_À faire_: Extrayez telles quelles, sans rien changer, toutes les lignes des enregistrements ci-dessous.

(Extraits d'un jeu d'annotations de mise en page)
○ ○ ○ ○ ○ ○ ○
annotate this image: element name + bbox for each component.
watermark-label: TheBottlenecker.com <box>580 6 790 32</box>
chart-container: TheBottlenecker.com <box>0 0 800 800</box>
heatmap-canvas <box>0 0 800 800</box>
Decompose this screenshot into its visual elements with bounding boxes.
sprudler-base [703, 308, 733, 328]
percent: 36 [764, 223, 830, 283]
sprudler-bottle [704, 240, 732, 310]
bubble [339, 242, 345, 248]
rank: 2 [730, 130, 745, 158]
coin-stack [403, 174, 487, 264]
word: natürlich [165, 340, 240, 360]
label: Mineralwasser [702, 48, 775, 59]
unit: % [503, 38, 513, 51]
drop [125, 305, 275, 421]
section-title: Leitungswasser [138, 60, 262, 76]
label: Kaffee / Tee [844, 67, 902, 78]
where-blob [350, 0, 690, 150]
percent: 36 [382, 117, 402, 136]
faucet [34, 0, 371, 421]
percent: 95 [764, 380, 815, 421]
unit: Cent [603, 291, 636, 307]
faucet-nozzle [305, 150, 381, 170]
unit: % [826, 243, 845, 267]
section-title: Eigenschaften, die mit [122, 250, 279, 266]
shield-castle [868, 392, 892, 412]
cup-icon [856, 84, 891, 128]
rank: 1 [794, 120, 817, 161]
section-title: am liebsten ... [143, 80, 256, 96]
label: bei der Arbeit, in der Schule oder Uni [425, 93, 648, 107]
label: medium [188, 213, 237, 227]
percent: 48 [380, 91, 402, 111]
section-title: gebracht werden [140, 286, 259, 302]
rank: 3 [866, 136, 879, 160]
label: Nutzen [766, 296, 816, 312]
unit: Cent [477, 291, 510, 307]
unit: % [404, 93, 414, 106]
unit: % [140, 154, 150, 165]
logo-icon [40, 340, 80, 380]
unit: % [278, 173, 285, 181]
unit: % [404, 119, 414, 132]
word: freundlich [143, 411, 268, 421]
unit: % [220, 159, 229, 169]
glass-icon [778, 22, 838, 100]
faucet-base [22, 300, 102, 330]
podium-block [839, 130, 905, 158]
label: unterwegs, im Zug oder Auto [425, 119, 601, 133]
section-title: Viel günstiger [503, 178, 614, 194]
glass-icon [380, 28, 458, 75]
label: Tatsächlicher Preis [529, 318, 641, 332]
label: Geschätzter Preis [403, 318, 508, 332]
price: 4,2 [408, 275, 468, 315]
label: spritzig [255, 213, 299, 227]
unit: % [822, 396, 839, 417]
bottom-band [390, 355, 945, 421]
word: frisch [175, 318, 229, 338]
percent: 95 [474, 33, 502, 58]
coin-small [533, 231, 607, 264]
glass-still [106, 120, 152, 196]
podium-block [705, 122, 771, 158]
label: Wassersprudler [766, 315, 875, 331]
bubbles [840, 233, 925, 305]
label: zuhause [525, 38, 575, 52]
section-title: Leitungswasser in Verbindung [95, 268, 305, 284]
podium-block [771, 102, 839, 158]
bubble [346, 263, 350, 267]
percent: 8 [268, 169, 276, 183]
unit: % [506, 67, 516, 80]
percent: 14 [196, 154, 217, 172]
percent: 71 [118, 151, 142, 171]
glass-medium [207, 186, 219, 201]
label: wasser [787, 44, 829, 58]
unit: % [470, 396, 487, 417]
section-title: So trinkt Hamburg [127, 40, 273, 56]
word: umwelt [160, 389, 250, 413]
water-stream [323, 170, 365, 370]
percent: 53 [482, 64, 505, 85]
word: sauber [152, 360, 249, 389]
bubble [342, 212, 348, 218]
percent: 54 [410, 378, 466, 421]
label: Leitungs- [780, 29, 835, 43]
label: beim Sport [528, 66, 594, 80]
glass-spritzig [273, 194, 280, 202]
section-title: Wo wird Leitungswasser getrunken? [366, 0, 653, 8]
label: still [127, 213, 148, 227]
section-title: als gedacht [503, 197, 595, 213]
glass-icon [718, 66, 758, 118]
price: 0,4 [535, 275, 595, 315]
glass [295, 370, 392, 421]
○ ○ ○ ○ ○ ○ ○
_Solution_:
annotate this image: element name + bbox for each component.
watermark-label: TheBottlenecker.com <box>580 6 790 32</box>
chart-container: TheBottlenecker.com <box>0 0 800 800</box>
heatmap-canvas <box>0 0 800 800</box>
Decompose this screenshot into its visual elements with bounding boxes.
sprudler-base [703, 308, 733, 328]
percent: 36 [764, 223, 830, 283]
sprudler-bottle [704, 240, 732, 310]
bubble [339, 242, 345, 248]
rank: 2 [730, 130, 745, 158]
coin-stack [403, 174, 487, 264]
word: natürlich [165, 340, 240, 360]
label: Mineralwasser [702, 48, 775, 59]
unit: % [503, 38, 513, 51]
drop [125, 305, 275, 421]
section-title: Leitungswasser [138, 60, 262, 76]
label: Kaffee / Tee [844, 67, 902, 78]
where-blob [350, 0, 690, 150]
percent: 36 [382, 117, 402, 136]
faucet [34, 0, 371, 421]
percent: 95 [764, 380, 815, 421]
unit: Cent [603, 291, 636, 307]
faucet-nozzle [305, 150, 381, 170]
unit: % [826, 243, 845, 267]
section-title: Eigenschaften, die mit [122, 250, 279, 266]
shield-castle [868, 392, 892, 412]
cup-icon [856, 84, 891, 128]
rank: 1 [794, 120, 817, 161]
section-title: am liebsten ... [143, 80, 256, 96]
label: bei der Arbeit, in der Schule oder Uni [425, 93, 648, 107]
label: medium [188, 213, 237, 227]
percent: 48 [380, 91, 402, 111]
section-title: gebracht werden [140, 286, 259, 302]
rank: 3 [866, 136, 879, 160]
label: Nutzen [766, 296, 816, 312]
unit: Cent [477, 291, 510, 307]
unit: % [404, 93, 414, 106]
unit: % [140, 154, 150, 165]
logo-icon [40, 340, 80, 380]
unit: % [278, 173, 285, 181]
unit: % [404, 119, 414, 132]
word: freundlich [143, 411, 268, 421]
unit: % [220, 159, 229, 169]
glass-icon [778, 22, 838, 100]
faucet-base [22, 300, 102, 330]
podium-block [839, 130, 905, 158]
label: unterwegs, im Zug oder Auto [425, 119, 601, 133]
section-title: Viel günstiger [503, 178, 614, 194]
glass-icon [380, 28, 458, 75]
label: Tatsächlicher Preis [529, 318, 641, 332]
label: Geschätzter Preis [403, 318, 508, 332]
price: 4,2 [408, 275, 468, 315]
label: spritzig [255, 213, 299, 227]
unit: % [822, 396, 839, 417]
bottom-band [390, 355, 945, 421]
word: frisch [175, 318, 229, 338]
percent: 95 [474, 33, 502, 58]
coin-small [533, 231, 607, 264]
glass-still [106, 120, 152, 196]
podium-block [705, 122, 771, 158]
label: Wassersprudler [766, 315, 875, 331]
bubbles [840, 233, 925, 305]
label: zuhause [525, 38, 575, 52]
section-title: Leitungswasser in Verbindung [95, 268, 305, 284]
podium-block [771, 102, 839, 158]
bubble [346, 263, 350, 267]
percent: 8 [268, 169, 276, 183]
unit: % [506, 67, 516, 80]
percent: 14 [196, 154, 217, 172]
percent: 71 [118, 151, 142, 171]
glass-medium [207, 186, 219, 201]
label: wasser [787, 44, 829, 58]
unit: % [470, 396, 487, 417]
section-title: So trinkt Hamburg [127, 40, 273, 56]
word: umwelt [160, 389, 250, 413]
water-stream [323, 170, 365, 370]
percent: 53 [482, 64, 505, 85]
word: sauber [152, 360, 249, 389]
bubble [342, 212, 348, 218]
percent: 54 [410, 378, 466, 421]
label: Leitungs- [780, 29, 835, 43]
label: beim Sport [528, 66, 594, 80]
glass-spritzig [273, 194, 280, 202]
section-title: Wo wird Leitungswasser getrunken? [366, 0, 653, 8]
label: still [127, 213, 148, 227]
section-title: als gedacht [503, 197, 595, 213]
glass-icon [718, 66, 758, 118]
price: 0,4 [535, 275, 595, 315]
glass [295, 370, 392, 421]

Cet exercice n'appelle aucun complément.